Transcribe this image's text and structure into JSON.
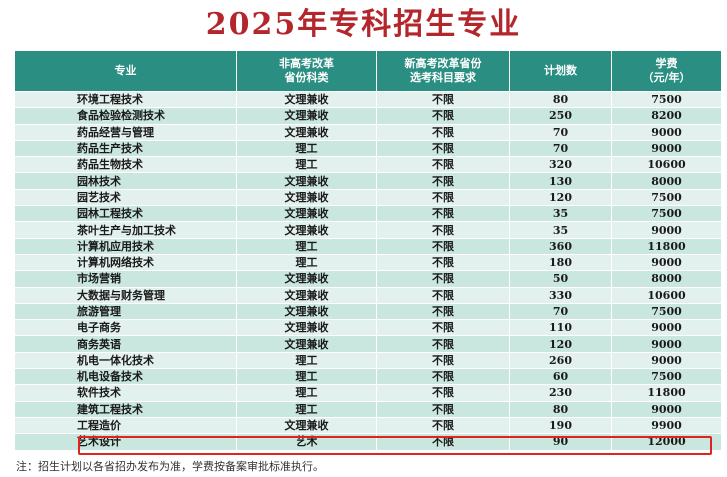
{
  "title": "2025年专科招生专业",
  "headers": {
    "major": "专业",
    "category_line1": "非高考改革",
    "category_line2": "省份科类",
    "subject_line1": "新高考改革省份",
    "subject_line2": "选考科目要求",
    "plan": "计划数",
    "fee_line1": "学费",
    "fee_line2": "（元/年）"
  },
  "rows": [
    {
      "major": "环境工程技术",
      "category": "文理兼收",
      "subject": "不限",
      "plan": "80",
      "fee": "7500"
    },
    {
      "major": "食品检验检测技术",
      "category": "文理兼收",
      "subject": "不限",
      "plan": "250",
      "fee": "8200"
    },
    {
      "major": "药品经营与管理",
      "category": "文理兼收",
      "subject": "不限",
      "plan": "70",
      "fee": "9000"
    },
    {
      "major": "药品生产技术",
      "category": "理工",
      "subject": "不限",
      "plan": "70",
      "fee": "9000"
    },
    {
      "major": "药品生物技术",
      "category": "理工",
      "subject": "不限",
      "plan": "320",
      "fee": "10600"
    },
    {
      "major": "园林技术",
      "category": "文理兼收",
      "subject": "不限",
      "plan": "130",
      "fee": "8000"
    },
    {
      "major": "园艺技术",
      "category": "文理兼收",
      "subject": "不限",
      "plan": "120",
      "fee": "7500"
    },
    {
      "major": "园林工程技术",
      "category": "文理兼收",
      "subject": "不限",
      "plan": "35",
      "fee": "7500"
    },
    {
      "major": "茶叶生产与加工技术",
      "category": "文理兼收",
      "subject": "不限",
      "plan": "35",
      "fee": "9000"
    },
    {
      "major": "计算机应用技术",
      "category": "理工",
      "subject": "不限",
      "plan": "360",
      "fee": "11800"
    },
    {
      "major": "计算机网络技术",
      "category": "理工",
      "subject": "不限",
      "plan": "180",
      "fee": "9000"
    },
    {
      "major": "市场营销",
      "category": "文理兼收",
      "subject": "不限",
      "plan": "50",
      "fee": "8000"
    },
    {
      "major": "大数据与财务管理",
      "category": "文理兼收",
      "subject": "不限",
      "plan": "330",
      "fee": "10600"
    },
    {
      "major": "旅游管理",
      "category": "文理兼收",
      "subject": "不限",
      "plan": "70",
      "fee": "7500"
    },
    {
      "major": "电子商务",
      "category": "文理兼收",
      "subject": "不限",
      "plan": "110",
      "fee": "9000"
    },
    {
      "major": "商务英语",
      "category": "文理兼收",
      "subject": "不限",
      "plan": "120",
      "fee": "9000"
    },
    {
      "major": "机电一体化技术",
      "category": "理工",
      "subject": "不限",
      "plan": "260",
      "fee": "9000"
    },
    {
      "major": "机电设备技术",
      "category": "理工",
      "subject": "不限",
      "plan": "60",
      "fee": "7500"
    },
    {
      "major": "软件技术",
      "category": "理工",
      "subject": "不限",
      "plan": "230",
      "fee": "11800"
    },
    {
      "major": "建筑工程技术",
      "category": "理工",
      "subject": "不限",
      "plan": "80",
      "fee": "9000"
    },
    {
      "major": "工程造价",
      "category": "文理兼收",
      "subject": "不限",
      "plan": "190",
      "fee": "9900"
    },
    {
      "major": "艺术设计",
      "category": "艺术",
      "subject": "不限",
      "plan": "90",
      "fee": "12000"
    }
  ],
  "note": "注：招生计划以各省招办发布为准，学费按备案审批标准执行。",
  "colors": {
    "title": "#b3262c",
    "header_bg": "#2a8f82",
    "row_light": "#e2f1ed",
    "row_dark": "#c9e6df",
    "highlight_border": "#e0231f"
  }
}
★ ★ ★ ★
# Short problem:
Reproduce the material above in full and without alteration, but skip all pictures.

# Task response:
Transcribe this image's text and structure into JSON.
{
  "title": "2025年专科招生专业",
  "headers": {
    "major": "专业",
    "category_line1": "非高考改革",
    "category_line2": "省份科类",
    "subject_line1": "新高考改革省份",
    "subject_line2": "选考科目要求",
    "plan": "计划数",
    "fee_line1": "学费",
    "fee_line2": "（元/年）"
  },
  "rows": [
    {
      "major": "环境工程技术",
      "category": "文理兼收",
      "subject": "不限",
      "plan": "80",
      "fee": "7500"
    },
    {
      "major": "食品检验检测技术",
      "category": "文理兼收",
      "subject": "不限",
      "plan": "250",
      "fee": "8200"
    },
    {
      "major": "药品经营与管理",
      "category": "文理兼收",
      "subject": "不限",
      "plan": "70",
      "fee": "9000"
    },
    {
      "major": "药品生产技术",
      "category": "理工",
      "subject": "不限",
      "plan": "70",
      "fee": "9000"
    },
    {
      "major": "药品生物技术",
      "category": "理工",
      "subject": "不限",
      "plan": "320",
      "fee": "10600"
    },
    {
      "major": "园林技术",
      "category": "文理兼收",
      "subject": "不限",
      "plan": "130",
      "fee": "8000"
    },
    {
      "major": "园艺技术",
      "category": "文理兼收",
      "subject": "不限",
      "plan": "120",
      "fee": "7500"
    },
    {
      "major": "园林工程技术",
      "category": "文理兼收",
      "subject": "不限",
      "plan": "35",
      "fee": "7500"
    },
    {
      "major": "茶叶生产与加工技术",
      "category": "文理兼收",
      "subject": "不限",
      "plan": "35",
      "fee": "9000"
    },
    {
      "major": "计算机应用技术",
      "category": "理工",
      "subject": "不限",
      "plan": "360",
      "fee": "11800"
    },
    {
      "major": "计算机网络技术",
      "category": "理工",
      "subject": "不限",
      "plan": "180",
      "fee": "9000"
    },
    {
      "major": "市场营销",
      "category": "文理兼收",
      "subject": "不限",
      "plan": "50",
      "fee": "8000"
    },
    {
      "major": "大数据与财务管理",
      "category": "文理兼收",
      "subject": "不限",
      "plan": "330",
      "fee": "10600"
    },
    {
      "major": "旅游管理",
      "category": "文理兼收",
      "subject": "不限",
      "plan": "70",
      "fee": "7500"
    },
    {
      "major": "电子商务",
      "category": "文理兼收",
      "subject": "不限",
      "plan": "110",
      "fee": "9000"
    },
    {
      "major": "商务英语",
      "category": "文理兼收",
      "subject": "不限",
      "plan": "120",
      "fee": "9000"
    },
    {
      "major": "机电一体化技术",
      "category": "理工",
      "subject": "不限",
      "plan": "260",
      "fee": "9000"
    },
    {
      "major": "机电设备技术",
      "category": "理工",
      "subject": "不限",
      "plan": "60",
      "fee": "7500"
    },
    {
      "major": "软件技术",
      "category": "理工",
      "subject": "不限",
      "plan": "230",
      "fee": "11800"
    },
    {
      "major": "建筑工程技术",
      "category": "理工",
      "subject": "不限",
      "plan": "80",
      "fee": "9000"
    },
    {
      "major": "工程造价",
      "category": "文理兼收",
      "subject": "不限",
      "plan": "190",
      "fee": "9900"
    },
    {
      "major": "艺术设计",
      "category": "艺术",
      "subject": "不限",
      "plan": "90",
      "fee": "12000"
    }
  ],
  "note": "注：招生计划以各省招办发布为准，学费按备案审批标准执行。",
  "colors": {
    "title": "#b3262c",
    "header_bg": "#2a8f82",
    "row_light": "#e2f1ed",
    "row_dark": "#c9e6df",
    "highlight_border": "#e0231f"
  }
}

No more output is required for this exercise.